=== GIVEN REQUEST ===
Every record here should be printed again exactly.

[Stored data entries]

========================================

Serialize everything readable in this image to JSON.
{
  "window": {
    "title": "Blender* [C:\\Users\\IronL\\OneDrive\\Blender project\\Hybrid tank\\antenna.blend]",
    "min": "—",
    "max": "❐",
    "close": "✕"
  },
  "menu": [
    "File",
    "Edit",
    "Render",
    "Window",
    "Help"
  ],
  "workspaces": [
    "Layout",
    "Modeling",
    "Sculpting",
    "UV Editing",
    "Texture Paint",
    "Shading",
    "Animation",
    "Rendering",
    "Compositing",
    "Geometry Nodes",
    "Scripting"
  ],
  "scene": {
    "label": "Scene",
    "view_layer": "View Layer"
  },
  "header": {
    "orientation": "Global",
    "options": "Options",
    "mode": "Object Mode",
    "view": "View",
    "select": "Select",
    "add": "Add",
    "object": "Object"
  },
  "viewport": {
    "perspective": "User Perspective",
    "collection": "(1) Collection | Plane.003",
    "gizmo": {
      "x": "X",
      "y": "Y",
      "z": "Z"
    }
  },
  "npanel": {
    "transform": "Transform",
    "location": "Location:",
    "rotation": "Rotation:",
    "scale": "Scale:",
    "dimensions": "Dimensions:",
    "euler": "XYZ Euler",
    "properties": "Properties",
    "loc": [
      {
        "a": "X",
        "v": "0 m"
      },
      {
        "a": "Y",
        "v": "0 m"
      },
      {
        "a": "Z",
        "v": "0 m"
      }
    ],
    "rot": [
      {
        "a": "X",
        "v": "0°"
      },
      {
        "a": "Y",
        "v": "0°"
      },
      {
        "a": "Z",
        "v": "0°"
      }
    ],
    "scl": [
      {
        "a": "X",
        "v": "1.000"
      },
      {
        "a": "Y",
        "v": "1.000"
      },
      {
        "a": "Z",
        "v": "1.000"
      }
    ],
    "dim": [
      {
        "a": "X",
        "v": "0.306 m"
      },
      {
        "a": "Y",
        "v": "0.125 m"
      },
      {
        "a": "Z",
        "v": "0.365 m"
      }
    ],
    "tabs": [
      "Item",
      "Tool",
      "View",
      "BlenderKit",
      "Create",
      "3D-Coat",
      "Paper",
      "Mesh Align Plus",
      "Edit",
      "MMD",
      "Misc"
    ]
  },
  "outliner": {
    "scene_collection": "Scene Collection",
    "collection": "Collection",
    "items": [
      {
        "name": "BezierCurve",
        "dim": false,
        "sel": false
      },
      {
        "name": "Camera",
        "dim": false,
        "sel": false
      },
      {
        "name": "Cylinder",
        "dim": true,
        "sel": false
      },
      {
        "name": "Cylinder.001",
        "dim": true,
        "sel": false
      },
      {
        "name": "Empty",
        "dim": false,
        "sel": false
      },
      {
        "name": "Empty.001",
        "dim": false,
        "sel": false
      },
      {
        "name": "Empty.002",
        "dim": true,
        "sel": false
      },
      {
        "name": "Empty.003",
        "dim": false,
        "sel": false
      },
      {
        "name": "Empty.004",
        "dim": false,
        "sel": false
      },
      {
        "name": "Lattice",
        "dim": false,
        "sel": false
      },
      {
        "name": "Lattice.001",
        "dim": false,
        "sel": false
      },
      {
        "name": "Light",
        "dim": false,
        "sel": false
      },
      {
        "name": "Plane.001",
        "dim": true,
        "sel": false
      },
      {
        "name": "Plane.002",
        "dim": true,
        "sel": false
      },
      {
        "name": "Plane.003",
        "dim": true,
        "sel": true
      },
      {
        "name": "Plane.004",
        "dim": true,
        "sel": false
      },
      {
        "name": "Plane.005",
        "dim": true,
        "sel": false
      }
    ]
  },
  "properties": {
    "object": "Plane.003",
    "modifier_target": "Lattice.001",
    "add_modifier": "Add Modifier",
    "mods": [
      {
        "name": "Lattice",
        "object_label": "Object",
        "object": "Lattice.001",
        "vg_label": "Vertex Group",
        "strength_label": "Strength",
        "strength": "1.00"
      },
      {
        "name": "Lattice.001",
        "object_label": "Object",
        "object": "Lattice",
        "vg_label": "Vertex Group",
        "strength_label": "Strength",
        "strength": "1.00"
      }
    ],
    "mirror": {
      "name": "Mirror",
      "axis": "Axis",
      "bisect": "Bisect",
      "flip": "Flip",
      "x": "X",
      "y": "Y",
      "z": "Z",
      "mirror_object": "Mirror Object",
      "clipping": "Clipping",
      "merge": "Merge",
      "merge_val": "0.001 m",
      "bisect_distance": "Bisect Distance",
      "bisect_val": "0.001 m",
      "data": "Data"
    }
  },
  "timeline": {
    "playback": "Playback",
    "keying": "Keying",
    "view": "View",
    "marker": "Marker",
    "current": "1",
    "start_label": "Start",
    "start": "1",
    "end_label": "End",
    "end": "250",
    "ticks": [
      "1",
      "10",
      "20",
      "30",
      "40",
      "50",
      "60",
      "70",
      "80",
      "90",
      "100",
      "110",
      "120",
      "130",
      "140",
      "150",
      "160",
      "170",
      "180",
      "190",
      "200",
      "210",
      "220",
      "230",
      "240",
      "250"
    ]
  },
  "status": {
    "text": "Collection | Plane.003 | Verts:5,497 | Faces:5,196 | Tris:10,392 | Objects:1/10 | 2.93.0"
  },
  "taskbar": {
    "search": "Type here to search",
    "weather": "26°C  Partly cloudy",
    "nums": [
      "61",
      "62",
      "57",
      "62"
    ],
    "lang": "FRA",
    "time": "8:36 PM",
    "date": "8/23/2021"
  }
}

========================================

=== SOLUTION BELOW ===
Serialize everything readable in this image to JSON.
{
  "window": {
    "title": "Blender* [C:\\Users\\IronL\\OneDrive\\Blender project\\Hybrid tank\\antenna.blend]",
    "min": "—",
    "max": "❐",
    "close": "✕"
  },
  "menu": [
    "File",
    "Edit",
    "Render",
    "Window",
    "Help"
  ],
  "workspaces": [
    "Layout",
    "Modeling",
    "Sculpting",
    "UV Editing",
    "Texture Paint",
    "Shading",
    "Animation",
    "Rendering",
    "Compositing",
    "Geometry Nodes",
    "Scripting"
  ],
  "scene": {
    "label": "Scene",
    "view_layer": "View Layer"
  },
  "header": {
    "orientation": "Global",
    "options": "Options",
    "mode": "Object Mode",
    "view": "View",
    "select": "Select",
    "add": "Add",
    "object": "Object"
  },
  "viewport": {
    "perspective": "User Perspective",
    "collection": "(1) Collection | Plane.003",
    "gizmo": {
      "x": "X",
      "y": "Y",
      "z": "Z"
    }
  },
  "npanel": {
    "transform": "Transform",
    "location": "Location:",
    "rotation": "Rotation:",
    "scale": "Scale:",
    "dimensions": "Dimensions:",
    "euler": "XYZ Euler",
    "properties": "Properties",
    "loc": [
      {
        "a": "X",
        "v": "0 m"
      },
      {
        "a": "Y",
        "v": "0 m"
      },
      {
        "a": "Z",
        "v": "0 m"
      }
    ],
    "rot": [
      {
        "a": "X",
        "v": "0°"
      },
      {
        "a": "Y",
        "v": "0°"
      },
      {
        "a": "Z",
        "v": "0°"
      }
    ],
    "scl": [
      {
        "a": "X",
        "v": "1.000"
      },
      {
        "a": "Y",
        "v": "1.000"
      },
      {
        "a": "Z",
        "v": "1.000"
      }
    ],
    "dim": [
      {
        "a": "X",
        "v": "0.306 m"
      },
      {
        "a": "Y",
        "v": "0.125 m"
      },
      {
        "a": "Z",
        "v": "0.365 m"
      }
    ],
    "tabs": [
      "Item",
      "Tool",
      "View",
      "BlenderKit",
      "Create",
      "3D-Coat",
      "Paper",
      "Mesh Align Plus",
      "Edit",
      "MMD",
      "Misc"
    ]
  },
  "outliner": {
    "scene_collection": "Scene Collection",
    "collection": "Collection",
    "items": [
      {
        "name": "BezierCurve",
        "dim": false,
        "sel": false
      },
      {
        "name": "Camera",
        "dim": false,
        "sel": false
      },
      {
        "name": "Cylinder",
        "dim": true,
        "sel": false
      },
      {
        "name": "Cylinder.001",
        "dim": true,
        "sel": false
      },
      {
        "name": "Empty",
        "dim": false,
        "sel": false
      },
      {
        "name": "Empty.001",
        "dim": false,
        "sel": false
      },
      {
        "name": "Empty.002",
        "dim": true,
        "sel": false
      },
      {
        "name": "Empty.003",
        "dim": false,
        "sel": false
      },
      {
        "name": "Empty.004",
        "dim": false,
        "sel": false
      },
      {
        "name": "Lattice",
        "dim": false,
        "sel": false
      },
      {
        "name": "Lattice.001",
        "dim": false,
        "sel": false
      },
      {
        "name": "Light",
        "dim": false,
        "sel": false
      },
      {
        "name": "Plane.001",
        "dim": true,
        "sel": false
      },
      {
        "name": "Plane.002",
        "dim": true,
        "sel": false
      },
      {
        "name": "Plane.003",
        "dim": true,
        "sel": true
      },
      {
        "name": "Plane.004",
        "dim": true,
        "sel": false
      },
      {
        "name": "Plane.005",
        "dim": true,
        "sel": false
      }
    ]
  },
  "properties": {
    "object": "Plane.003",
    "modifier_target": "Lattice.001",
    "add_modifier": "Add Modifier",
    "mods": [
      {
        "name": "Lattice",
        "object_label": "Object",
        "object": "Lattice.001",
        "vg_label": "Vertex Group",
        "strength_label": "Strength",
        "strength": "1.00"
      },
      {
        "name": "Lattice.001",
        "object_label": "Object",
        "object": "Lattice",
        "vg_label": "Vertex Group",
        "strength_label": "Strength",
        "strength": "1.00"
      }
    ],
    "mirror": {
      "name": "Mirror",
      "axis": "Axis",
      "bisect": "Bisect",
      "flip": "Flip",
      "x": "X",
      "y": "Y",
      "z": "Z",
      "mirror_object": "Mirror Object",
      "clipping": "Clipping",
      "merge": "Merge",
      "merge_val": "0.001 m",
      "bisect_distance": "Bisect Distance",
      "bisect_val": "0.001 m",
      "data": "Data"
    }
  },
  "timeline": {
    "playback": "Playback",
    "keying": "Keying",
    "view": "View",
    "marker": "Marker",
    "current": "1",
    "start_label": "Start",
    "start": "1",
    "end_label": "End",
    "end": "250",
    "ticks": [
      "1",
      "10",
      "20",
      "30",
      "40",
      "50",
      "60",
      "70",
      "80",
      "90",
      "100",
      "110",
      "120",
      "130",
      "140",
      "150",
      "160",
      "170",
      "180",
      "190",
      "200",
      "210",
      "220",
      "230",
      "240",
      "250"
    ]
  },
  "status": {
    "text": "Collection | Plane.003 | Verts:5,497 | Faces:5,196 | Tris:10,392 | Objects:1/10 | 2.93.0"
  },
  "taskbar": {
    "search": "Type here to search",
    "weather": "26°C  Partly cloudy",
    "nums": [
      "61",
      "62",
      "57",
      "62"
    ],
    "lang": "FRA",
    "time": "8:36 PM",
    "date": "8/23/2021"
  }
}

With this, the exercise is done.